**SOURCE TEXT:**
Links Daily Devotional

Vastness and Mystery

And I pray that you, being rooted and established in love, may have power, together with all the saints, to grasp how wide and long and high and deep is the love of Christ, and to know this love that surpasses knowledge—that you may be filled to the measure of all the fullness of God. (Ephesians 3:18-19, NIV)

Seventh at PebbleWe rightly laud golf courses that give us spectacular views from tee to green and sometimes beyond. There is a reason, for instance, that the seventh hole at Pebble Beach shows up in photograph after photograph. In the images of that little par-3, we see the tee, the bunkering, the target, and the trouble. But we also see the extras: the driftwood fence, the picturesque drop in elevation, and the waves framing the right and the rear of that tiny green.

But here’s the deal, if you play golf. Sooner or later, you have to go to work. That is, you have to gauge the wind and pull a club. You have to hit a shot.

And I am afraid that in that hitting, all that is spectacular about the seventh at Pebble is lost. We trade the wonder for the worry and the work. We become shamefully utilitarian.

Maybe I’ve made more of this than necessary. But what I hope I have made is the beginning of a point. And that point is this: we can become so engaged sometimes in “living the Christian life” that we forget the wonder of the Christ for whom we are living.

**EXERCISE:**
Answer these questions from the devotional above:
(a) Which Bible passage does the devotional quote?
(b) What par is the seventh hole at Pebble Beach?
(c) For what, according to the devotional, do we trade the wonder when hitting a shot?

Data records:
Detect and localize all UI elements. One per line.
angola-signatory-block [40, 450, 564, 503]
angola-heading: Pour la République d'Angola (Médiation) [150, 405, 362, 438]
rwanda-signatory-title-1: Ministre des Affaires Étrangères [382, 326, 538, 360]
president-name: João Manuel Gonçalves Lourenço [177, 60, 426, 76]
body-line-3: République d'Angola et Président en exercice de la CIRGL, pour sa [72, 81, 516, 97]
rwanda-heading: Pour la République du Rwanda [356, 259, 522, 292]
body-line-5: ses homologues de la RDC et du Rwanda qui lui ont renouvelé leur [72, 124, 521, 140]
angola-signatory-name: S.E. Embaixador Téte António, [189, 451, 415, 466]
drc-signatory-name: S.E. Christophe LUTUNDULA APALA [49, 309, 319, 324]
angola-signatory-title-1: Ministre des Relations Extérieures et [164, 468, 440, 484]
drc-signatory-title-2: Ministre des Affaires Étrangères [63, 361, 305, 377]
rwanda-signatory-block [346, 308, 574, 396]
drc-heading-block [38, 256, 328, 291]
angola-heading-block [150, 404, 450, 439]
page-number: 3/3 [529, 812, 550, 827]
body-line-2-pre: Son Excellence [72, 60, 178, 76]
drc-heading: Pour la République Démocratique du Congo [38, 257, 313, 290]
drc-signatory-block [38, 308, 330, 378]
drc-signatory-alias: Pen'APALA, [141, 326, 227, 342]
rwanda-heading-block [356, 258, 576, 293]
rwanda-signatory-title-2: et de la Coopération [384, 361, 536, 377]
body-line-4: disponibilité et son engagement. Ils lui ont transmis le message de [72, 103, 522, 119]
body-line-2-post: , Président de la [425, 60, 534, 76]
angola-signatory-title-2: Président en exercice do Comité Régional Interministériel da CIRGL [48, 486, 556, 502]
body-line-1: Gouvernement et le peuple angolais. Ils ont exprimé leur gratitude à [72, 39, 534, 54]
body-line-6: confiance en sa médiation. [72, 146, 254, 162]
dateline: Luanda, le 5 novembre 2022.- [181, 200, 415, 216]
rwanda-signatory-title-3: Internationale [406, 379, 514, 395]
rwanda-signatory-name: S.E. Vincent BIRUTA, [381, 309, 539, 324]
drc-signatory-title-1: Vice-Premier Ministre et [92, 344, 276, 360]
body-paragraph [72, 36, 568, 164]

**SOLUTION FOR THIS EXERCISE:**
(a) Ephesians 3:18-19 (NIV).
(b) It is a par-3.
(c) We trade the wonder for the worry and the work.